WHAT THE EXERCISE ASKS: Substitute "isometric view" for every occurrence of "perspective view" in the rows below, leave everything else unchanged, and omit the pictures from your answer.

INFORMATION GIVEN:
* * * * * * *

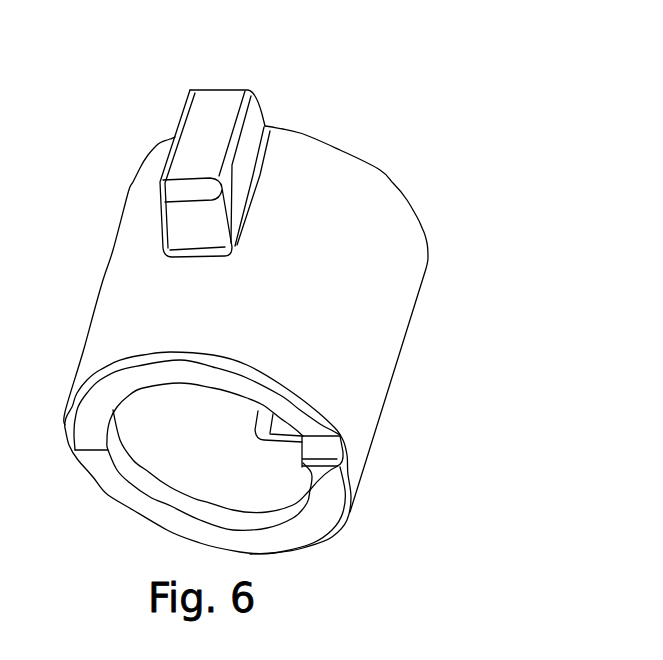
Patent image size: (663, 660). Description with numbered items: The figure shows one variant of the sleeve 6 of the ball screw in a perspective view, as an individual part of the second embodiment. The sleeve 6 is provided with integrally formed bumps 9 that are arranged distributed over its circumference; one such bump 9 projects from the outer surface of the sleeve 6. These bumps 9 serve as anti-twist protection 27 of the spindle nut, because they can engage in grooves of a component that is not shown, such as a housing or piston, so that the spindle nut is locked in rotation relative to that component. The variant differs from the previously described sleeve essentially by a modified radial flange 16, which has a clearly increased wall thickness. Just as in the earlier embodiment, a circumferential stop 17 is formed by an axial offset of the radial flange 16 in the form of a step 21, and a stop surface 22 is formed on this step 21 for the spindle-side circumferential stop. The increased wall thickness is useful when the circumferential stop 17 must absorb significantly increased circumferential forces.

The sleeve 6 is at (380, 314).
The bumps 9 is at (226, 137).
The anti-twist protection 27 is at (207, 118).
The radial flange 16 is at (293, 410).
The circumferential stop 17 is at (397, 448).
The step 21 is at (397, 448).
The stop surface 22 is at (318, 452).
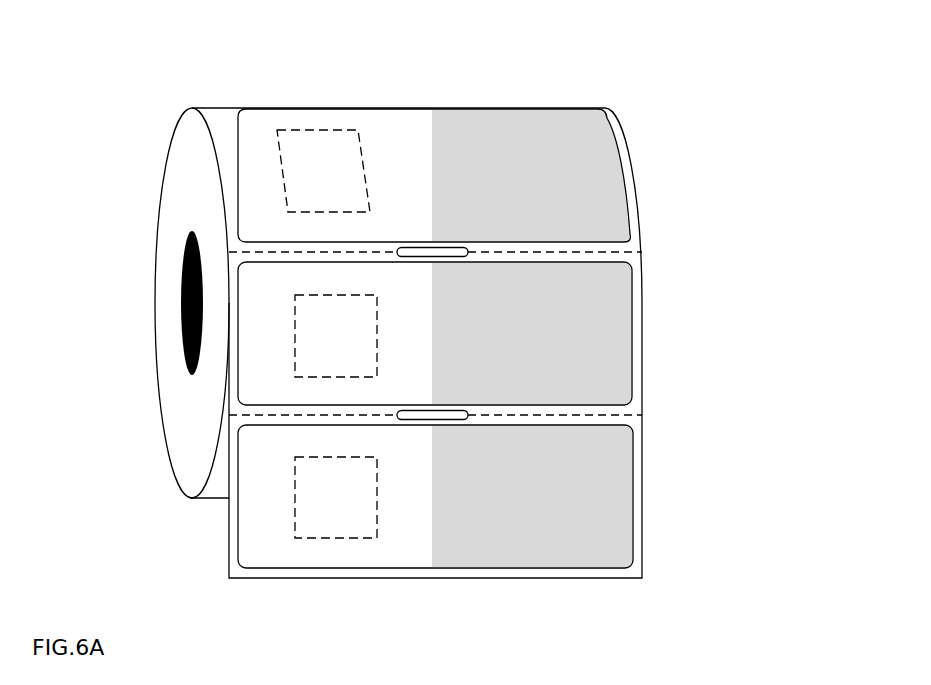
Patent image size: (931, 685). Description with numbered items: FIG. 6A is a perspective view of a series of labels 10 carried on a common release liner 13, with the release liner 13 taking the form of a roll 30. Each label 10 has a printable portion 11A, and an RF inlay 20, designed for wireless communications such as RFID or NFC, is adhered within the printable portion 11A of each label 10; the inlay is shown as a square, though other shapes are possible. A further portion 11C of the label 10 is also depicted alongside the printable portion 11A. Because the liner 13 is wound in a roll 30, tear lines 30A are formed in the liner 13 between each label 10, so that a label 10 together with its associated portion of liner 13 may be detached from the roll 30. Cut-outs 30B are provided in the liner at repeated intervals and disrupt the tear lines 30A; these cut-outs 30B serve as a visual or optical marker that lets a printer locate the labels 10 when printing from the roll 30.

The label 10 is at (598, 510).
The printable portion 11A is at (378, 120).
The second portion of label 11C is at (536, 128).
The support liner 13 is at (229, 546).
The RF inlay 20 is at (325, 483).
The roll 30 is at (755, 318).
The tear lines 30A is at (237, 414).
The cut-outs 30B is at (432, 419).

* * * * * * *

EXERCISE OUTPUT:
Patent image size: (663, 660). Description with numbered items: The figure shows one variant of the sleeve 6 of the ball screw in a isometric view, as an individual part of the second embodiment. The sleeve 6 is provided with integrally formed bumps 9 that are arranged distributed over its circumference; one such bump 9 projects from the outer surface of the sleeve 6. These bumps 9 serve as anti-twist protection 27 of the spindle nut, because they can engage in grooves of a component that is not shown, such as a housing or piston, so that the spindle nut is locked in rotation relative to that component. The variant differs from the previously described sleeve essentially by a modified radial flange 16, which has a clearly increased wall thickness. Just as in the earlier embodiment, a circumferential stop 17 is formed by an axial offset of the radial flange 16 in the form of a step 21, and a stop surface 22 is formed on this step 21 for the spindle-side circumferential stop. The increased wall thickness is useful when the circumferential stop 17 must absorb significantly increased circumferential forces.

The sleeve 6 is at (380, 314).
The bumps 9 is at (226, 137).
The anti-twist protection 27 is at (207, 118).
The radial flange 16 is at (293, 410).
The circumferential stop 17 is at (397, 448).
The step 21 is at (397, 448).
The stop surface 22 is at (318, 452).
Patent image size: (931, 685). Description with numbered items: FIG. 6A is a isometric view of a series of labels 10 carried on a common release liner 13, with the release liner 13 taking the form of a roll 30. Each label 10 has a printable portion 11A, and an RF inlay 20, designed for wireless communications such as RFID or NFC, is adhered within the printable portion 11A of each label 10; the inlay is shown as a square, though other shapes are possible. A further portion 11C of the label 10 is also depicted alongside the printable portion 11A. Because the liner 13 is wound in a roll 30, tear lines 30A are formed in the liner 13 between each label 10, so that a label 10 together with its associated portion of liner 13 may be detached from the roll 30. Cut-outs 30B are provided in the liner at repeated intervals and disrupt the tear lines 30A; these cut-outs 30B serve as a visual or optical marker that lets a printer locate the labels 10 when printing from the roll 30.

The label 10 is at (598, 510).
The printable portion 11A is at (378, 120).
The second portion of label 11C is at (536, 128).
The support liner 13 is at (229, 546).
The RF inlay 20 is at (325, 483).
The roll 30 is at (755, 318).
The tear lines 30A is at (237, 414).
The cut-outs 30B is at (432, 419).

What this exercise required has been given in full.